WHAT THE TASK ASKS: Every line of the listing must be reproduced as it stands. Leave the images behind.

Dataset items
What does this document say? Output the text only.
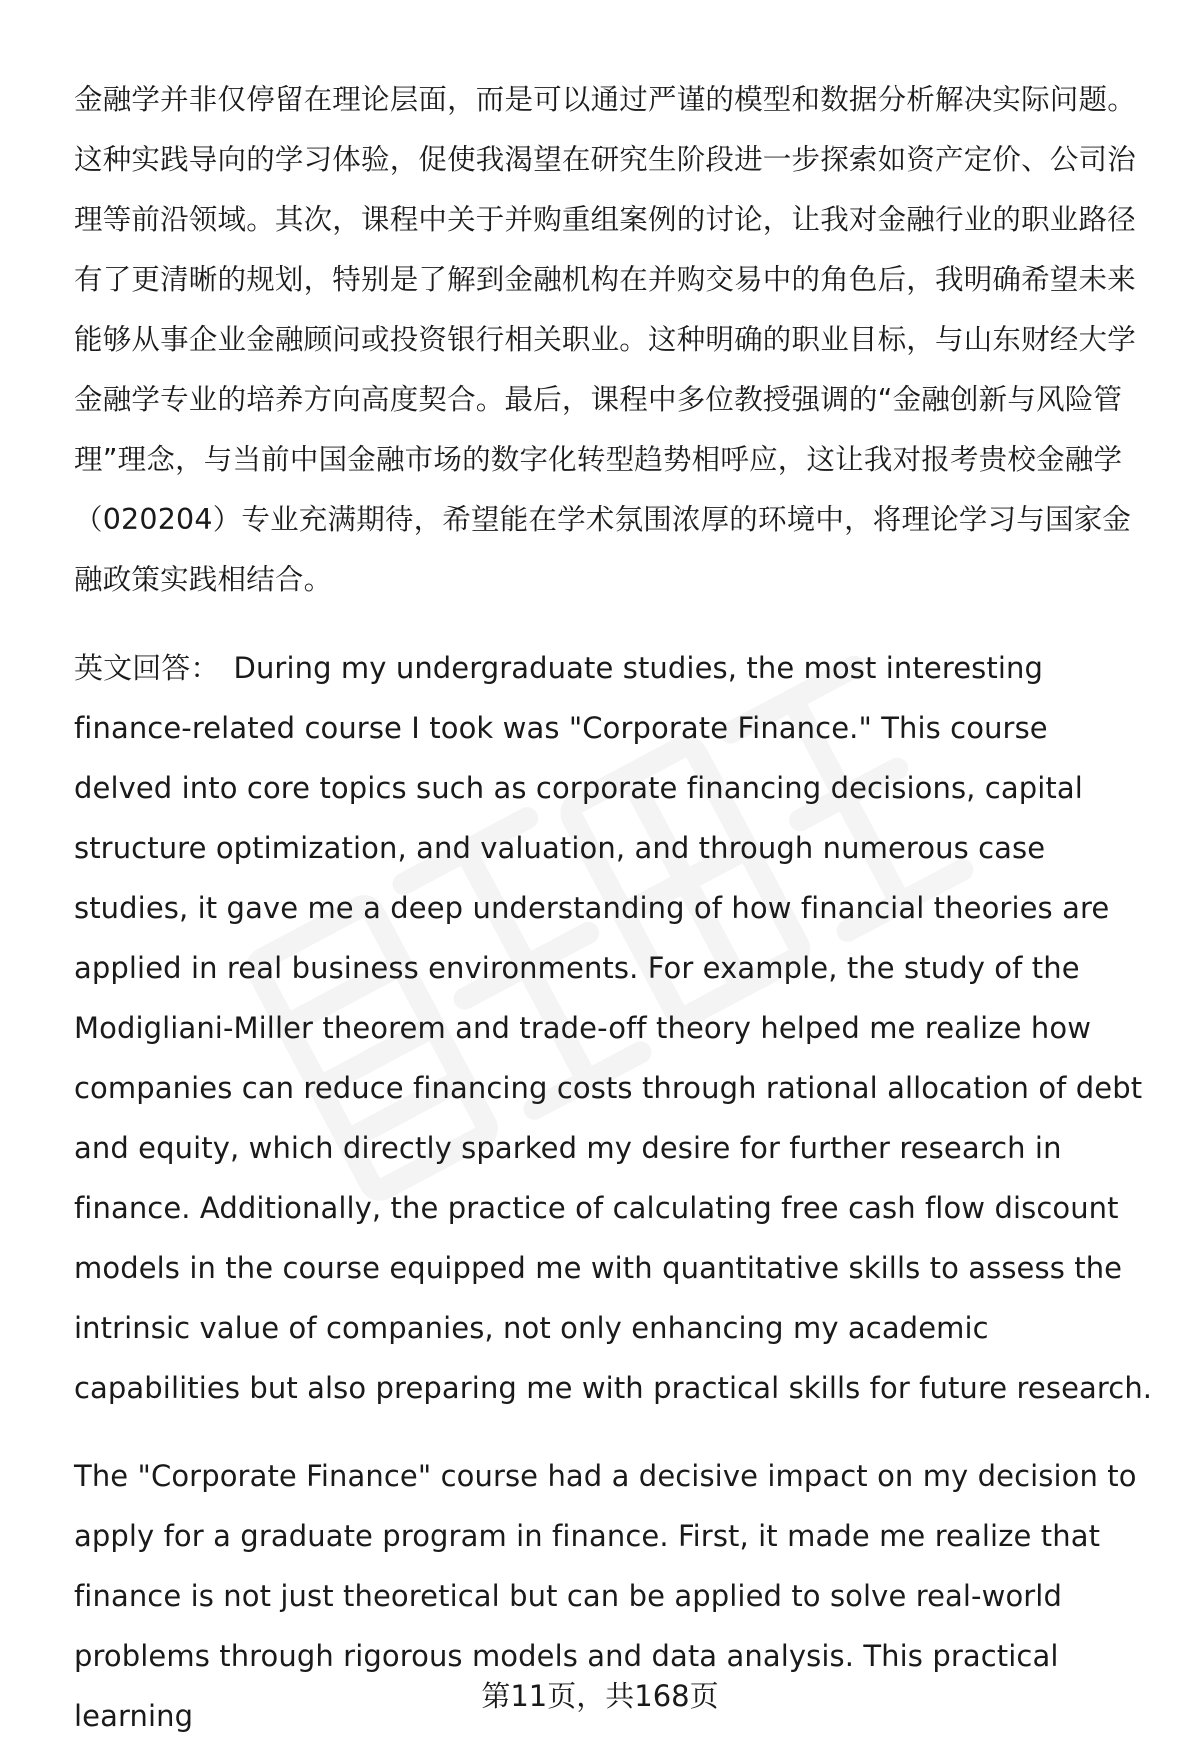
金融学并非仅停留在理论层面，而是可以通过严谨的模型和数据分析解决实际问题。这种实践导向的学习体验，促使我渴望在研究生阶段进一步探索如资产定价、公司治理等前沿领域。其次，课程中关于并购重组案例的讨论，让我对金融行业的职业路径有了更清晰的规划，特别是了解到金融机构在并购交易中的角色后，我明确希望未来能够从事企业金融顾问或投资银行相关职业。这种明确的职业目标，与山东财经大学金融学专业的培养方向高度契合。最后，课程中多位教授强调的“金融创新与风险管理”理念，与当前中国金融市场的数字化转型趋势相呼应，这让我对报考贵校金融学（020204）专业充满期待，希望能在学术氛围浓厚的环境中，将理论学习与国家金融政策实践相结合。

英文回答： During my undergraduate studies, the most interesting finance-related course I took was "Corporate Finance." This course delved into core topics such as corporate financing decisions, capital structure optimization, and valuation, and through numerous case studies, it gave me a deep understanding of how financial theories are applied in real business environments. For example, the study of the Modigliani-Miller theorem and trade-off theory helped me realize how companies can reduce financing costs through rational allocation of debt and equity, which directly sparked my desire for further research in finance. Additionally, the practice of calculating free cash flow discount models in the course equipped me with quantitative skills to assess the intrinsic value of companies, not only enhancing my academic capabilities but also preparing me with practical skills for future research.

The "Corporate Finance" course had a decisive impact on my decision to apply for a graduate program in finance. First, it made me realize that finance is not just theoretical but can be applied to solve real-world problems through rigorous models and data analysis. This practical learning

第11页，共168页
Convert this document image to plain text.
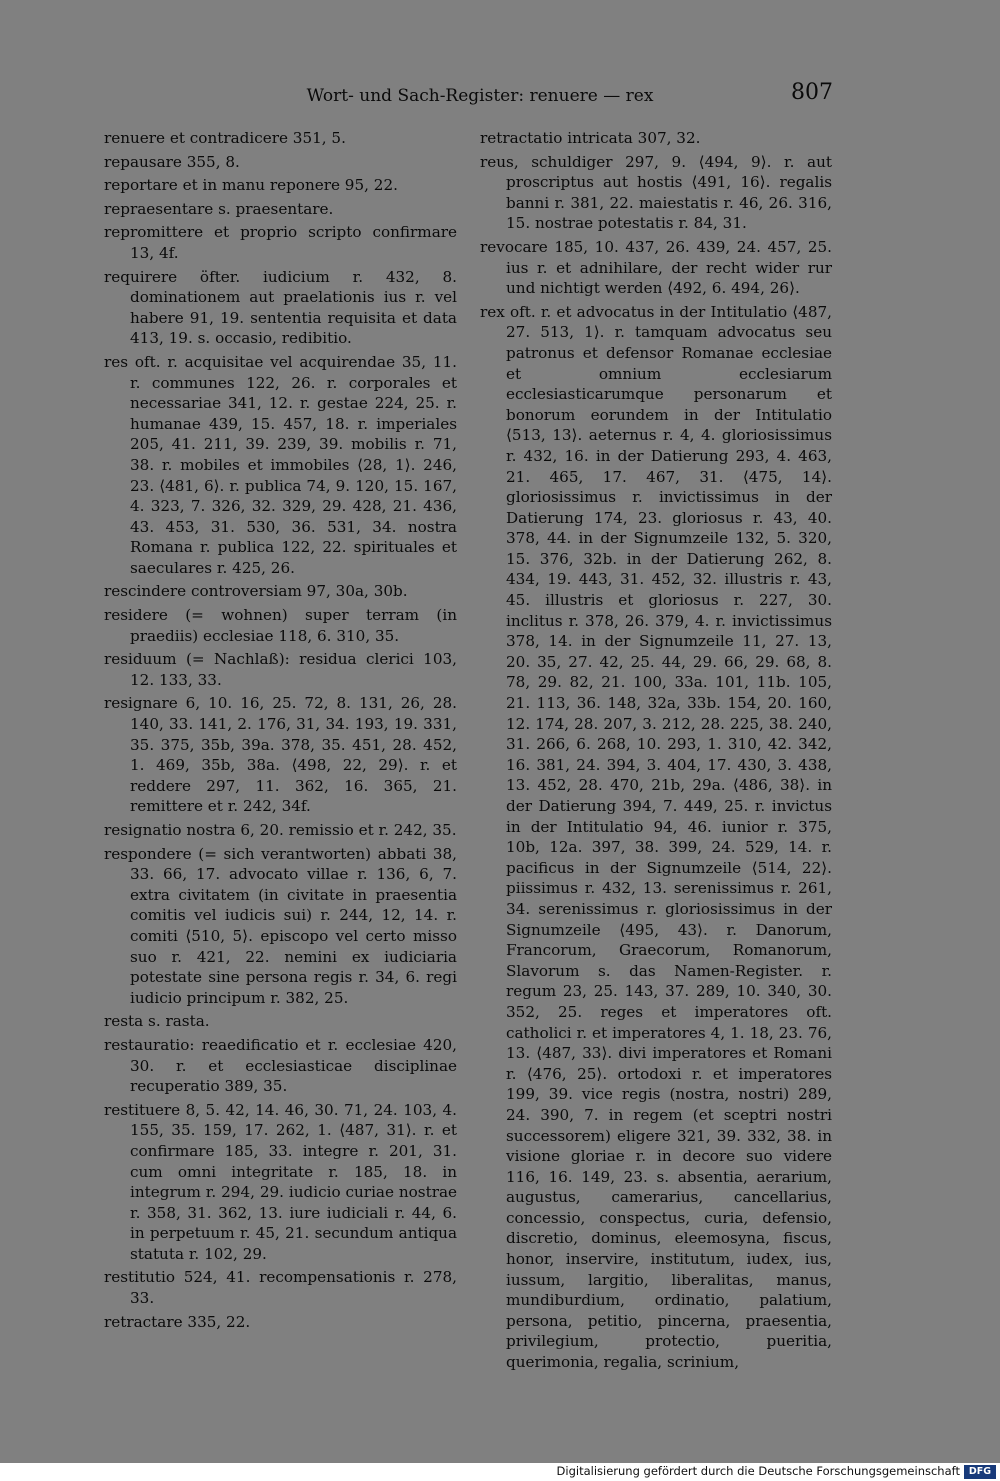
Wort- und Sach-Register: renuere — rex	807

renuere et contradicere 351, 5.

repausare 355, 8.

reportare et in manu reponere 95, 22.

repraesentare s. praesentare.

repromittere et proprio scripto confirmare 13, 4f.

requirere öfter. iudicium r. 432, 8. dominationem aut praelationis ius r. vel habere 91, 19. sententia requisita et data 413, 19. s. occasio, redibitio.

res oft. r. acquisitae vel acquirendae 35, 11. r. communes 122, 26. r. corporales et necessariae 341, 12. r. gestae 224, 25. r. humanae 439, 15. 457, 18. r. imperiales 205, 41. 211, 39. 239, 39. mobilis r. 71, 38. r. mobiles et immobiles ⟨28, 1⟩. 246, 23. ⟨481, 6⟩. r. publica 74, 9. 120, 15. 167, 4. 323, 7. 326, 32. 329, 29. 428, 21. 436, 43. 453, 31. 530, 36. 531, 34. nostra Romana r. publica 122, 22. spirituales et saeculares r. 425, 26.

rescindere controversiam 97, 30a, 30b.

residere (= wohnen) super terram (in praediis) ecclesiae 118, 6. 310, 35.

residuum (= Nachlaß): residua clerici 103, 12. 133, 33.

resignare 6, 10. 16, 25. 72, 8. 131, 26, 28. 140, 33. 141, 2. 176, 31, 34. 193, 19. 331, 35. 375, 35b, 39a. 378, 35. 451, 28. 452, 1. 469, 35b, 38a. ⟨498, 22, 29⟩. r. et reddere 297, 11. 362, 16. 365, 21. remittere et r. 242, 34f.

resignatio nostra 6, 20. remissio et r. 242, 35.

respondere (= sich verantworten) abbati 38, 33. 66, 17. advocato villae r. 136, 6, 7. extra civitatem (in civitate in praesentia comitis vel iudicis sui) r. 244, 12, 14. r. comiti ⟨510, 5⟩. episcopo vel certo misso suo r. 421, 22. nemini ex iudiciaria potestate sine persona regis r. 34, 6. regi iudicio principum r. 382, 25.

resta s. rasta.

restauratio: reaedificatio et r. ecclesiae 420, 30. r. et ecclesiasticae disciplinae recuperatio 389, 35.

restituere 8, 5. 42, 14. 46, 30. 71, 24. 103, 4. 155, 35. 159, 17. 262, 1. ⟨487, 31⟩. r. et confirmare 185, 33. integre r. 201, 31. cum omni integritate r. 185, 18. in integrum r. 294, 29. iudicio curiae nostrae r. 358, 31. 362, 13. iure iudiciali r. 44, 6. in perpetuum r. 45, 21. secundum antiqua statuta r. 102, 29.

restitutio 524, 41. recompensationis r. 278, 33.

retractare 335, 22.

retractatio intricata 307, 32.

reus, schuldiger 297, 9. ⟨494, 9⟩. r. aut proscriptus aut hostis ⟨491, 16⟩. regalis banni r. 381, 22. maiestatis r. 46, 26. 316, 15. nostrae potestatis r. 84, 31.

revocare 185, 10. 437, 26. 439, 24. 457, 25. ius r. et adnihilare, der recht wider rur und nichtigt werden ⟨492, 6. 494, 26⟩.

rex oft. r. et advocatus in der Intitulatio ⟨487, 27. 513, 1⟩. r. tamquam advocatus seu patronus et defensor Romanae ecclesiae et omnium ecclesiarum ecclesiasticarumque personarum et bonorum eorundem in der Intitulatio ⟨513, 13⟩. aeternus r. 4, 4. gloriosissimus r. 432, 16. in der Datierung 293, 4. 463, 21. 465, 17. 467, 31. ⟨475, 14⟩. gloriosissimus r. invictissimus in der Datierung 174, 23. gloriosus r. 43, 40. 378, 44. in der Signumzeile 132, 5. 320, 15. 376, 32b. in der Datierung 262, 8. 434, 19. 443, 31. 452, 32. illustris r. 43, 45. illustris et gloriosus r. 227, 30. inclitus r. 378, 26. 379, 4. r. invictissimus 378, 14. in der Signumzeile 11, 27. 13, 20. 35, 27. 42, 25. 44, 29. 66, 29. 68, 8. 78, 29. 82, 21. 100, 33a. 101, 11b. 105, 21. 113, 36. 148, 32a, 33b. 154, 20. 160, 12. 174, 28. 207, 3. 212, 28. 225, 38. 240, 31. 266, 6. 268, 10. 293, 1. 310, 42. 342, 16. 381, 24. 394, 3. 404, 17. 430, 3. 438, 13. 452, 28. 470, 21b, 29a. ⟨486, 38⟩. in der Datierung 394, 7. 449, 25. r. invictus in der Intitulatio 94, 46. iunior r. 375, 10b, 12a. 397, 38. 399, 24. 529, 14. r. pacificus in der Signumzeile ⟨514, 22⟩. piissimus r. 432, 13. serenissimus r. 261, 34. serenissimus r. gloriosissimus in der Signumzeile ⟨495, 43⟩. r. Danorum, Francorum, Graecorum, Romanorum, Slavorum s. das Namen-Register. r. regum 23, 25. 143, 37. 289, 10. 340, 30. 352, 25. reges et imperatores oft. catholici r. et imperatores 4, 1. 18, 23. 76, 13. ⟨487, 33⟩. divi imperatores et Romani r. ⟨476, 25⟩. ortodoxi r. et imperatores 199, 39. vice regis (nostra, nostri) 289, 24. 390, 7. in regem (et sceptri nostri successorem) eligere 321, 39. 332, 38. in visione gloriae r. in decore suo videre 116, 16. 149, 23. s. absentia, aerarium, augustus, camerarius, cancellarius, concessio, conspectus, curia, defensio, discretio, dominus, eleemosyna, fiscus, honor, inservire, institutum, iudex, ius, iussum, largitio, liberalitas, manus, mundiburdium, ordinatio, palatium, persona, petitio, pincerna, praesentia, privilegium, protectio, pueritia, querimonia, regalia, scrinium,

Digitalisierung gefördert durch die Deutsche Forschungsgemeinschaft DFG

TASK SOLUTION:
What does this document say? Output the text only.
金融学并非仅停留在理论层面，而是可以通过严谨的模型和数据分析解决实际问题。这种实践导向的学习体验，促使我渴望在研究生阶段进一步探索如资产定价、公司治理等前沿领域。其次，课程中关于并购重组案例的讨论，让我对金融行业的职业路径有了更清晰的规划，特别是了解到金融机构在并购交易中的角色后，我明确希望未来能够从事企业金融顾问或投资银行相关职业。这种明确的职业目标，与山东财经大学金融学专业的培养方向高度契合。最后，课程中多位教授强调的“金融创新与风险管理”理念，与当前中国金融市场的数字化转型趋势相呼应，这让我对报考贵校金融学（020204）专业充满期待，希望能在学术氛围浓厚的环境中，将理论学习与国家金融政策实践相结合。

英文回答： During my undergraduate studies, the most interesting finance-related course I took was "Corporate Finance." This course delved into core topics such as corporate financing decisions, capital structure optimization, and valuation, and through numerous case studies, it gave me a deep understanding of how financial theories are applied in real business environments. For example, the study of the Modigliani-Miller theorem and trade-off theory helped me realize how companies can reduce financing costs through rational allocation of debt and equity, which directly sparked my desire for further research in finance. Additionally, the practice of calculating free cash flow discount models in the course equipped me with quantitative skills to assess the intrinsic value of companies, not only enhancing my academic capabilities but also preparing me with practical skills for future research.

The "Corporate Finance" course had a decisive impact on my decision to apply for a graduate program in finance. First, it made me realize that finance is not just theoretical but can be applied to solve real-world problems through rigorous models and data analysis. This practical learning

第11页，共168页
Convert this document image to plain text.
Wort- und Sach-Register: renuere — rex	807

renuere et contradicere 351, 5.

repausare 355, 8.

reportare et in manu reponere 95, 22.

repraesentare s. praesentare.

repromittere et proprio scripto confirmare 13, 4f.

requirere öfter. iudicium r. 432, 8. dominationem aut praelationis ius r. vel habere 91, 19. sententia requisita et data 413, 19. s. occasio, redibitio.

res oft. r. acquisitae vel acquirendae 35, 11. r. communes 122, 26. r. corporales et necessariae 341, 12. r. gestae 224, 25. r. humanae 439, 15. 457, 18. r. imperiales 205, 41. 211, 39. 239, 39. mobilis r. 71, 38. r. mobiles et immobiles ⟨28, 1⟩. 246, 23. ⟨481, 6⟩. r. publica 74, 9. 120, 15. 167, 4. 323, 7. 326, 32. 329, 29. 428, 21. 436, 43. 453, 31. 530, 36. 531, 34. nostra Romana r. publica 122, 22. spirituales et saeculares r. 425, 26.

rescindere controversiam 97, 30a, 30b.

residere (= wohnen) super terram (in praediis) ecclesiae 118, 6. 310, 35.

residuum (= Nachlaß): residua clerici 103, 12. 133, 33.

resignare 6, 10. 16, 25. 72, 8. 131, 26, 28. 140, 33. 141, 2. 176, 31, 34. 193, 19. 331, 35. 375, 35b, 39a. 378, 35. 451, 28. 452, 1. 469, 35b, 38a. ⟨498, 22, 29⟩. r. et reddere 297, 11. 362, 16. 365, 21. remittere et r. 242, 34f.

resignatio nostra 6, 20. remissio et r. 242, 35.

respondere (= sich verantworten) abbati 38, 33. 66, 17. advocato villae r. 136, 6, 7. extra civitatem (in civitate in praesentia comitis vel iudicis sui) r. 244, 12, 14. r. comiti ⟨510, 5⟩. episcopo vel certo misso suo r. 421, 22. nemini ex iudiciaria potestate sine persona regis r. 34, 6. regi iudicio principum r. 382, 25.

resta s. rasta.

restauratio: reaedificatio et r. ecclesiae 420, 30. r. et ecclesiasticae disciplinae recuperatio 389, 35.

restituere 8, 5. 42, 14. 46, 30. 71, 24. 103, 4. 155, 35. 159, 17. 262, 1. ⟨487, 31⟩. r. et confirmare 185, 33. integre r. 201, 31. cum omni integritate r. 185, 18. in integrum r. 294, 29. iudicio curiae nostrae r. 358, 31. 362, 13. iure iudiciali r. 44, 6. in perpetuum r. 45, 21. secundum antiqua statuta r. 102, 29.

restitutio 524, 41. recompensationis r. 278, 33.

retractare 335, 22.

retractatio intricata 307, 32.

reus, schuldiger 297, 9. ⟨494, 9⟩. r. aut proscriptus aut hostis ⟨491, 16⟩. regalis banni r. 381, 22. maiestatis r. 46, 26. 316, 15. nostrae potestatis r. 84, 31.

revocare 185, 10. 437, 26. 439, 24. 457, 25. ius r. et adnihilare, der recht wider rur und nichtigt werden ⟨492, 6. 494, 26⟩.

rex oft. r. et advocatus in der Intitulatio ⟨487, 27. 513, 1⟩. r. tamquam advocatus seu patronus et defensor Romanae ecclesiae et omnium ecclesiarum ecclesiasticarumque personarum et bonorum eorundem in der Intitulatio ⟨513, 13⟩. aeternus r. 4, 4. gloriosissimus r. 432, 16. in der Datierung 293, 4. 463, 21. 465, 17. 467, 31. ⟨475, 14⟩. gloriosissimus r. invictissimus in der Datierung 174, 23. gloriosus r. 43, 40. 378, 44. in der Signumzeile 132, 5. 320, 15. 376, 32b. in der Datierung 262, 8. 434, 19. 443, 31. 452, 32. illustris r. 43, 45. illustris et gloriosus r. 227, 30. inclitus r. 378, 26. 379, 4. r. invictissimus 378, 14. in der Signumzeile 11, 27. 13, 20. 35, 27. 42, 25. 44, 29. 66, 29. 68, 8. 78, 29. 82, 21. 100, 33a. 101, 11b. 105, 21. 113, 36. 148, 32a, 33b. 154, 20. 160, 12. 174, 28. 207, 3. 212, 28. 225, 38. 240, 31. 266, 6. 268, 10. 293, 1. 310, 42. 342, 16. 381, 24. 394, 3. 404, 17. 430, 3. 438, 13. 452, 28. 470, 21b, 29a. ⟨486, 38⟩. in der Datierung 394, 7. 449, 25. r. invictus in der Intitulatio 94, 46. iunior r. 375, 10b, 12a. 397, 38. 399, 24. 529, 14. r. pacificus in der Signumzeile ⟨514, 22⟩. piissimus r. 432, 13. serenissimus r. 261, 34. serenissimus r. gloriosissimus in der Signumzeile ⟨495, 43⟩. r. Danorum, Francorum, Graecorum, Romanorum, Slavorum s. das Namen-Register. r. regum 23, 25. 143, 37. 289, 10. 340, 30. 352, 25. reges et imperatores oft. catholici r. et imperatores 4, 1. 18, 23. 76, 13. ⟨487, 33⟩. divi imperatores et Romani r. ⟨476, 25⟩. ortodoxi r. et imperatores 199, 39. vice regis (nostra, nostri) 289, 24. 390, 7. in regem (et sceptri nostri successorem) eligere 321, 39. 332, 38. in visione gloriae r. in decore suo videre 116, 16. 149, 23. s. absentia, aerarium, augustus, camerarius, cancellarius, concessio, conspectus, curia, defensio, discretio, dominus, eleemosyna, fiscus, honor, inservire, institutum, iudex, ius, iussum, largitio, liberalitas, manus, mundiburdium, ordinatio, palatium, persona, petitio, pincerna, praesentia, privilegium, protectio, pueritia, querimonia, regalia, scrinium,

Digitalisierung gefördert durch die Deutsche Forschungsgemeinschaft DFG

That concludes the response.